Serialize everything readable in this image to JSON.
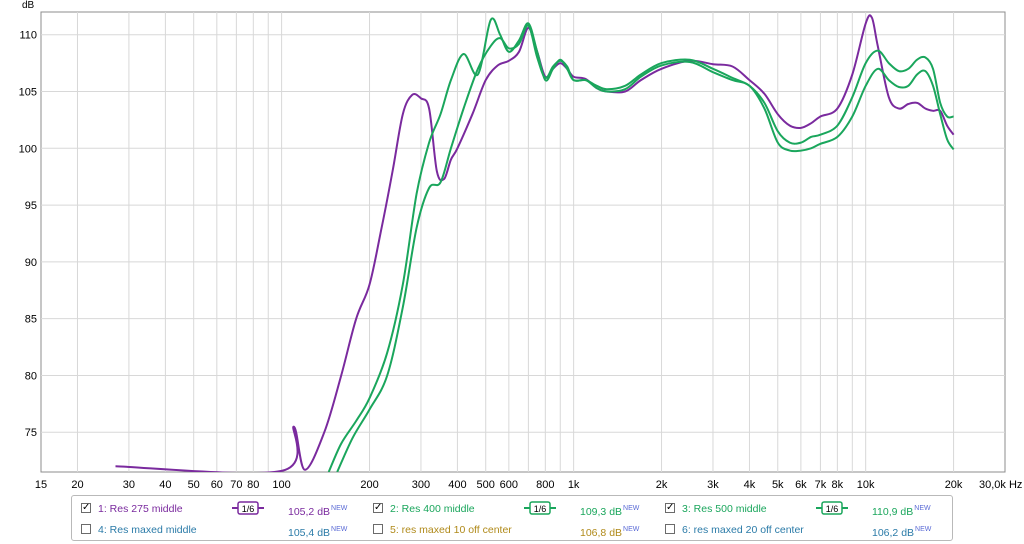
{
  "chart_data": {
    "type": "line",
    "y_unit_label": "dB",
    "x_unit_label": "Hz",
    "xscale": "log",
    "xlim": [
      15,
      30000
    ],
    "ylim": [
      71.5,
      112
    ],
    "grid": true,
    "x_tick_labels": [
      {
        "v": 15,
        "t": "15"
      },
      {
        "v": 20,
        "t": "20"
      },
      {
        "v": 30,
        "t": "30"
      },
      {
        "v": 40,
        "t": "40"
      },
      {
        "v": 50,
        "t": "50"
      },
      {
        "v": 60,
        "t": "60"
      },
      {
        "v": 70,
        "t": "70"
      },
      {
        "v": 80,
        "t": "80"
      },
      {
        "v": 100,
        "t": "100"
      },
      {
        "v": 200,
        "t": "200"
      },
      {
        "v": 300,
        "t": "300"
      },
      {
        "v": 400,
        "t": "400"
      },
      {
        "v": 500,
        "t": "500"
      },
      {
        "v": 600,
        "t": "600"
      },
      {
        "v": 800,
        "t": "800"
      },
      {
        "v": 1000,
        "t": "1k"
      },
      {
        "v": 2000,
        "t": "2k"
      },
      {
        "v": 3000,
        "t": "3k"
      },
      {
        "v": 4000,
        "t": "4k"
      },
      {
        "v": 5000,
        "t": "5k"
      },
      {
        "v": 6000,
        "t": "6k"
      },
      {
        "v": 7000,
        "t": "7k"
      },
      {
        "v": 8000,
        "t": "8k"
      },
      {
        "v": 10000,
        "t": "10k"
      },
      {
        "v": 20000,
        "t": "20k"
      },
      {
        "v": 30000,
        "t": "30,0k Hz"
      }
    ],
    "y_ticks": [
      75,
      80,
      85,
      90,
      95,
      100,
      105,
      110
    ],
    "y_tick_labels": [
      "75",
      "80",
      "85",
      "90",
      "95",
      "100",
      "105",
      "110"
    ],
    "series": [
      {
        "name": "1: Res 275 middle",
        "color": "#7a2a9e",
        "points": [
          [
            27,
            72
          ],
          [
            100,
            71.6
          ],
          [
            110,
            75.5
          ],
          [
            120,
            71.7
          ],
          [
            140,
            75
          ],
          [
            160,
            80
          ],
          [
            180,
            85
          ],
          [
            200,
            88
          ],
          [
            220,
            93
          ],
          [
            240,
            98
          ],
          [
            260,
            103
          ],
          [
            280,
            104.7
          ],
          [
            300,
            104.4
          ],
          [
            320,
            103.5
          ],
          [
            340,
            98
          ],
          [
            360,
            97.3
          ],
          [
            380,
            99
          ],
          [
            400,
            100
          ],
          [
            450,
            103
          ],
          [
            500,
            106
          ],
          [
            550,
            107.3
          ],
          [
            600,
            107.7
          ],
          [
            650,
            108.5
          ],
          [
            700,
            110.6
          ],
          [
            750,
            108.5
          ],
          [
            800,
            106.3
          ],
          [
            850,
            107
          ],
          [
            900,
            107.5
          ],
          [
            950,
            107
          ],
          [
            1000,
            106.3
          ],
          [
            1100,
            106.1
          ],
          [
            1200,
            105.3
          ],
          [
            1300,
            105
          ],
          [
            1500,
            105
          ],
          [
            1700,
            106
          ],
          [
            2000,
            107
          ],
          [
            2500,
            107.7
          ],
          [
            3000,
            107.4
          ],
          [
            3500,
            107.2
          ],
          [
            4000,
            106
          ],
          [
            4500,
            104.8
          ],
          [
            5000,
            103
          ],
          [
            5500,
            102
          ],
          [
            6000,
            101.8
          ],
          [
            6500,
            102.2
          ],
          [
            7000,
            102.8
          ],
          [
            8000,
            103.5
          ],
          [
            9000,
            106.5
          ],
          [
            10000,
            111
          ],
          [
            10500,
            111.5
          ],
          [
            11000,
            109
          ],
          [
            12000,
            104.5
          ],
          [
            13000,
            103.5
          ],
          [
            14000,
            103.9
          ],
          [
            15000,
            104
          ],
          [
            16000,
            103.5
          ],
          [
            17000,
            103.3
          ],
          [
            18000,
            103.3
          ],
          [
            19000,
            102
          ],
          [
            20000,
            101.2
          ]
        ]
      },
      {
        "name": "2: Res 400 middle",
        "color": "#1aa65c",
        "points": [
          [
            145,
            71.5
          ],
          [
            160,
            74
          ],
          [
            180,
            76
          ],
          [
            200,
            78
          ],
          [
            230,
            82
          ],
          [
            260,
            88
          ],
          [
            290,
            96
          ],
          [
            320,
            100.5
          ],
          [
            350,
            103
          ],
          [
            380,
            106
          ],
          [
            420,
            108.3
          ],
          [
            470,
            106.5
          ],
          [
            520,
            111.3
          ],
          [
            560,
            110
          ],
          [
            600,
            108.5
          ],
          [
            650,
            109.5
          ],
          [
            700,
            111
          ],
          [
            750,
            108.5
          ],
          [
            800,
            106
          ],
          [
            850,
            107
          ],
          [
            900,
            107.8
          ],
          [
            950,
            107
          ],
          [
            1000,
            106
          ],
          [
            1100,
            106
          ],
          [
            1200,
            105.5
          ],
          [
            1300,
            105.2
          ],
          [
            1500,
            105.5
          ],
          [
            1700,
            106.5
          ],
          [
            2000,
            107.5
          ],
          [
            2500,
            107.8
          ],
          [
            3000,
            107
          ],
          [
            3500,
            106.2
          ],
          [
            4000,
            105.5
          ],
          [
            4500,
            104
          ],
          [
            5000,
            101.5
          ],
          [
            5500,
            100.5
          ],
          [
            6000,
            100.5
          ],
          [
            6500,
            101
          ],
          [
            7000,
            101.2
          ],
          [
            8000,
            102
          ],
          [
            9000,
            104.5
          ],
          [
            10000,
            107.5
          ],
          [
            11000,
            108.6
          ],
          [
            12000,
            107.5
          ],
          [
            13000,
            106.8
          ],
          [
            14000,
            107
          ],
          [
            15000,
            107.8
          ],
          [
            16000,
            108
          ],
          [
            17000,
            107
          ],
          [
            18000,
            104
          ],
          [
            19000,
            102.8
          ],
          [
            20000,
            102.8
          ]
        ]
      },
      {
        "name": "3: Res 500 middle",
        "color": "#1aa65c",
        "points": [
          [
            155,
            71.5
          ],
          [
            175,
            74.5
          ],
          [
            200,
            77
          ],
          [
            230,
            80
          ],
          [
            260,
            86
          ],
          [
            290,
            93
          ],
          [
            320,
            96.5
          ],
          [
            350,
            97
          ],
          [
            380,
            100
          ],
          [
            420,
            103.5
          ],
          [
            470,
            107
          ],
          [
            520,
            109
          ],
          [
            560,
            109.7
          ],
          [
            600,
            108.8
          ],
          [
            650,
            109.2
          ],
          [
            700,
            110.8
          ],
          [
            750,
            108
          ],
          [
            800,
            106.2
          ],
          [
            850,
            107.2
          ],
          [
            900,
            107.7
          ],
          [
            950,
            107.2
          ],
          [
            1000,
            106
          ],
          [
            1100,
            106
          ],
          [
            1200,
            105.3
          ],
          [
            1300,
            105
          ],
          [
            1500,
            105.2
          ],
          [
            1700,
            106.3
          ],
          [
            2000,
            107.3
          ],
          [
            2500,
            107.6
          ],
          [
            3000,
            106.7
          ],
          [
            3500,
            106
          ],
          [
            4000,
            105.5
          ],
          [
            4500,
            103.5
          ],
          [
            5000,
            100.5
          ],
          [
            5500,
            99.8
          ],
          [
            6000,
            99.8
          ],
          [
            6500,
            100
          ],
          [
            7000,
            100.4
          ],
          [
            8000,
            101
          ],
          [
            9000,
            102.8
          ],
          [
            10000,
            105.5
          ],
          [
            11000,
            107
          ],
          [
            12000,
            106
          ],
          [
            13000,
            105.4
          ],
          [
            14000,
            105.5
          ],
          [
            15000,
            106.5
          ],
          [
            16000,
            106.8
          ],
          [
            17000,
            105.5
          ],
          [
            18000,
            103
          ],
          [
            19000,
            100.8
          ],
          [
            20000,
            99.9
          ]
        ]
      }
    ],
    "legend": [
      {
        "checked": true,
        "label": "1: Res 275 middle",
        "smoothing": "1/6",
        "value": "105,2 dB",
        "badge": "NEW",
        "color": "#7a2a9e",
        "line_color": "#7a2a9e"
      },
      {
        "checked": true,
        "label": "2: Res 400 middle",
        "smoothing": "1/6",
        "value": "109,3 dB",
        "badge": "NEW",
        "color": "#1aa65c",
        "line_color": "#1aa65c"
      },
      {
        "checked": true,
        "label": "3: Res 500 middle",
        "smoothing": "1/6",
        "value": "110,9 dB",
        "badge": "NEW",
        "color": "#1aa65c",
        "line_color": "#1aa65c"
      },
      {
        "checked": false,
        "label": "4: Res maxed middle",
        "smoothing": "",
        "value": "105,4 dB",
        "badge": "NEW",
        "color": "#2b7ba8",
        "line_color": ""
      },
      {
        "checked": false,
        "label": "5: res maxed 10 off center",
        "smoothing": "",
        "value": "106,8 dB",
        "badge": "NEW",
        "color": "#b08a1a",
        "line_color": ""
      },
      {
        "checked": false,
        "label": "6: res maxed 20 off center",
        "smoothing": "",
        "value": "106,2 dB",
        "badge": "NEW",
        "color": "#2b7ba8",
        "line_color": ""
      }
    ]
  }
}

* * * * *

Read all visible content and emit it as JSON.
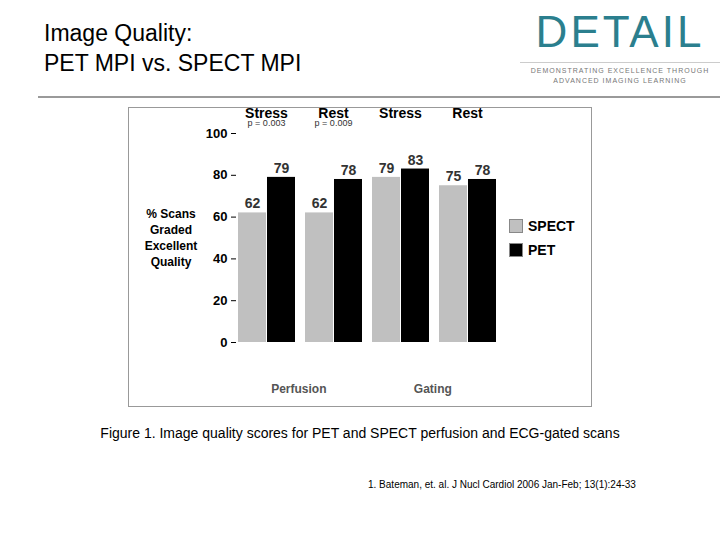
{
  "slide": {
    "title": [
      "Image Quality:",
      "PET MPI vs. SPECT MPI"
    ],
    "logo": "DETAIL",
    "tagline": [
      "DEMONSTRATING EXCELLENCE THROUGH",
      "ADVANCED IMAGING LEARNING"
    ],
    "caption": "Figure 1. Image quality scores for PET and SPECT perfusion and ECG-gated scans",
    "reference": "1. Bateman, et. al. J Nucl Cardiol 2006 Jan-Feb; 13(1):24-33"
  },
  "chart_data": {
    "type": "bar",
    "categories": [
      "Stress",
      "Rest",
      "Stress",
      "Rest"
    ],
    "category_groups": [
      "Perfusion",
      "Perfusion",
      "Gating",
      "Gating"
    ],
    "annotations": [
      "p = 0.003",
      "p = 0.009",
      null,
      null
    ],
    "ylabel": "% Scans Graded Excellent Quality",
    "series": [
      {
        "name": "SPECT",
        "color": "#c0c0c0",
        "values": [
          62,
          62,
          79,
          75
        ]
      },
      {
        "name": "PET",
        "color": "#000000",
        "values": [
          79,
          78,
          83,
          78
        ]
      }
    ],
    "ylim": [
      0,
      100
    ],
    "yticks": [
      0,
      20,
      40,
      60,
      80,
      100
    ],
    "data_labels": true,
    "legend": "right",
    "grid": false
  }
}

* * * * *

§ PROBLEM TO WORK ON:
From the entries above, collect every line with the string "maxed" in it.

§ TASK ANSWER:
        "label": "4: Res maxed middle",
        "label": "5: res maxed 10 off center",
        "label": "6: res maxed 20 off center",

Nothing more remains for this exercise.